Task description: Every line holding the word "generate" counts once. Give the total, nothing more.

-- Start Supplied entries --

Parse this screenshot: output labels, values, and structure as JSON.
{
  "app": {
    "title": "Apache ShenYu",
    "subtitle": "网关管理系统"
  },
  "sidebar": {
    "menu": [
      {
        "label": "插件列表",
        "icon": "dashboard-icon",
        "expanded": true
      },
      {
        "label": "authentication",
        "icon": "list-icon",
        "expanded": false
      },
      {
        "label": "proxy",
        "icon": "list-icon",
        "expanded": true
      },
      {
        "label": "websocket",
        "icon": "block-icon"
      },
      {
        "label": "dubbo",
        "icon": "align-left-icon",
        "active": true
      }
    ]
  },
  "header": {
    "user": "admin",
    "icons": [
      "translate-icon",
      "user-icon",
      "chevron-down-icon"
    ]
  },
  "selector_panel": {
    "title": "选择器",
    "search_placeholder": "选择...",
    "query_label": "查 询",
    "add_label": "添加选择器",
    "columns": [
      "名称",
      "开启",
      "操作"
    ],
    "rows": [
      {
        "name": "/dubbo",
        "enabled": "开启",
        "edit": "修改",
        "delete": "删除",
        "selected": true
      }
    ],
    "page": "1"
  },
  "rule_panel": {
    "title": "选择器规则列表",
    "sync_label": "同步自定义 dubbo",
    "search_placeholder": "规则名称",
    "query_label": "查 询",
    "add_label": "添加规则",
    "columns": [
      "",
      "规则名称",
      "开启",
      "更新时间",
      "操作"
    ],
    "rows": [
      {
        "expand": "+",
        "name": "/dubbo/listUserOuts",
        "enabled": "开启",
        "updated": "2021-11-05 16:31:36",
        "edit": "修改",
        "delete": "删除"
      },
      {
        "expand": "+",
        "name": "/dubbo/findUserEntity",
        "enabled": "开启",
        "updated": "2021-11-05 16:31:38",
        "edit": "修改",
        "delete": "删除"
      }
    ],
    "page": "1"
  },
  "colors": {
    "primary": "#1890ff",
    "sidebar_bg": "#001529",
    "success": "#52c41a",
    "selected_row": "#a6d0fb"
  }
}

-- End Supplied entries --
-- Start Supplied entries --

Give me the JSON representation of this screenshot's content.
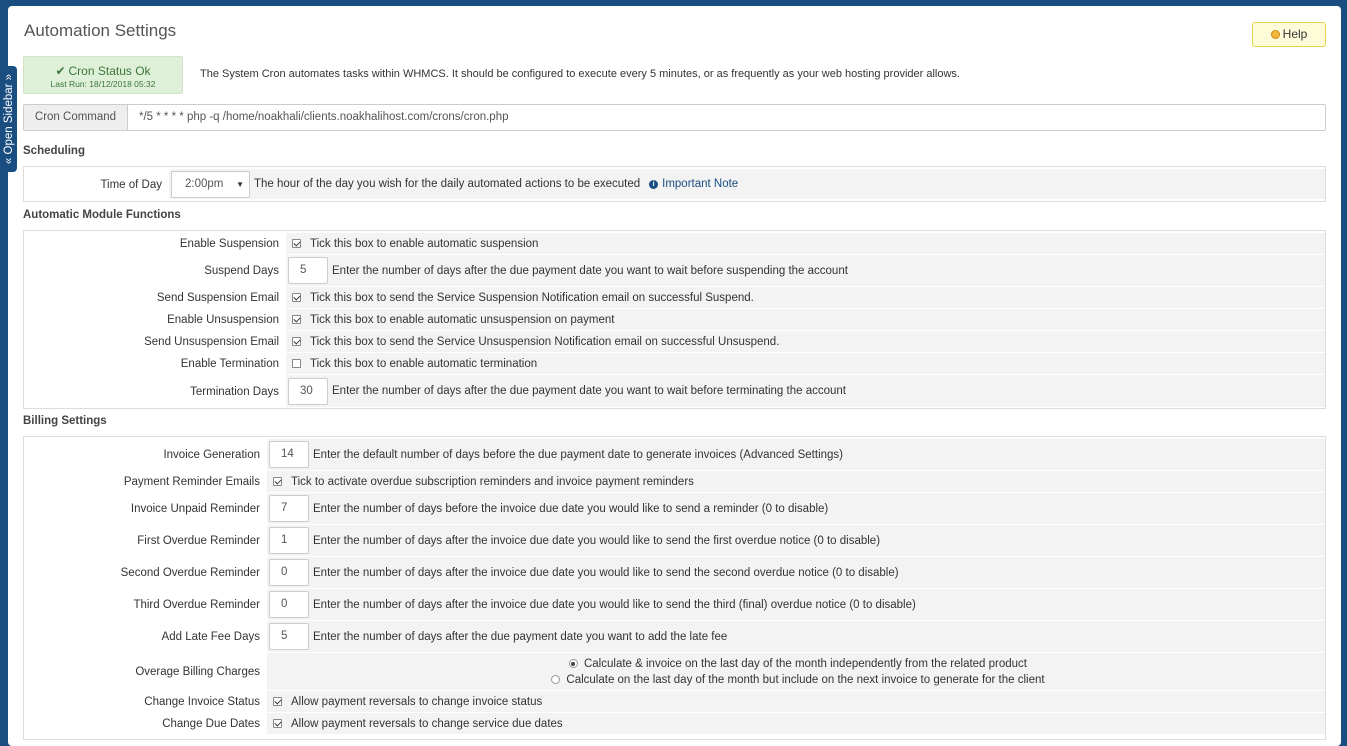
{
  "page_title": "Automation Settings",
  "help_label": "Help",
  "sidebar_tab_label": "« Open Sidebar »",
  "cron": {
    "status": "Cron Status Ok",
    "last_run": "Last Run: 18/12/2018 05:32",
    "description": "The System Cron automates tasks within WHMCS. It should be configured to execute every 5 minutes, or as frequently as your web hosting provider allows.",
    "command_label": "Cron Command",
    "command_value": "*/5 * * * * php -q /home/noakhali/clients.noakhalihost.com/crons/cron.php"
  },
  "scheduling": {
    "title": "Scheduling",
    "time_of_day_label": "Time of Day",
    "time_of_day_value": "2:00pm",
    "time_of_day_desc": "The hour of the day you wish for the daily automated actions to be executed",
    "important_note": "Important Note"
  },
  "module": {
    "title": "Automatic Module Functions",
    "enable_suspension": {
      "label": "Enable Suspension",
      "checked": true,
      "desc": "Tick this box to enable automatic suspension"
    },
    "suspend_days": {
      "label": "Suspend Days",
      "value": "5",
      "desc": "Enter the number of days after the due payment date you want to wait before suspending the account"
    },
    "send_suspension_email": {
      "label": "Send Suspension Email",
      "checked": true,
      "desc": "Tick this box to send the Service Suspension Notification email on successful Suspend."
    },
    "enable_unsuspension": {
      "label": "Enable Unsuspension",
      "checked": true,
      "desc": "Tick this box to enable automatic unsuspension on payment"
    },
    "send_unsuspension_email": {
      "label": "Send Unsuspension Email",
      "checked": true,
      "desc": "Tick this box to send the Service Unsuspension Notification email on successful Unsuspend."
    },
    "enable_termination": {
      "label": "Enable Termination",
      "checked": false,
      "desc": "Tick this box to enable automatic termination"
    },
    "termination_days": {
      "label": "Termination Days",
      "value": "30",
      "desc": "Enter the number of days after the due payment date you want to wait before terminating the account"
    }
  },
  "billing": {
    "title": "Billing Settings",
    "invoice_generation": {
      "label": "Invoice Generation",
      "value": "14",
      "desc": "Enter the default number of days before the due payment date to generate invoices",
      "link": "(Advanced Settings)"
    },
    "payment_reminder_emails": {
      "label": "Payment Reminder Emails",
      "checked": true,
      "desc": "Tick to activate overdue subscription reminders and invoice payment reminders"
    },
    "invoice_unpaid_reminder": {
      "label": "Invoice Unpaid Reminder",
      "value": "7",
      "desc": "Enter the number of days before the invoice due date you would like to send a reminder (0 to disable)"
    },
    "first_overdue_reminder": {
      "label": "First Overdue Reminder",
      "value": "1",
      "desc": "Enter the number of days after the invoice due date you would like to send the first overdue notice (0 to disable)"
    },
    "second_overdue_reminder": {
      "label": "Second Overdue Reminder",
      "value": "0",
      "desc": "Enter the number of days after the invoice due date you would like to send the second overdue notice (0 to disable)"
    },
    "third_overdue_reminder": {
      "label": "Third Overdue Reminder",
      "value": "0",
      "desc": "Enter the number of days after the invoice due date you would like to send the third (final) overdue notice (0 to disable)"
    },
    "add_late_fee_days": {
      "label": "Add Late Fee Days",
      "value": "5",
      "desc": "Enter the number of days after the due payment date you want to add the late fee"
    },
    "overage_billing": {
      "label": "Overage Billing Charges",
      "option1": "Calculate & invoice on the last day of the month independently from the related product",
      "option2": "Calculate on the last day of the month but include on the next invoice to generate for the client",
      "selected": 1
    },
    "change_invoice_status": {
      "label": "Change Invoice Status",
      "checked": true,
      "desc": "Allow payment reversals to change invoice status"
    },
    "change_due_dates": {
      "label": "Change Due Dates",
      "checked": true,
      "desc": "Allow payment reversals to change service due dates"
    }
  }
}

-- End Supplied entries --

Task solution: 2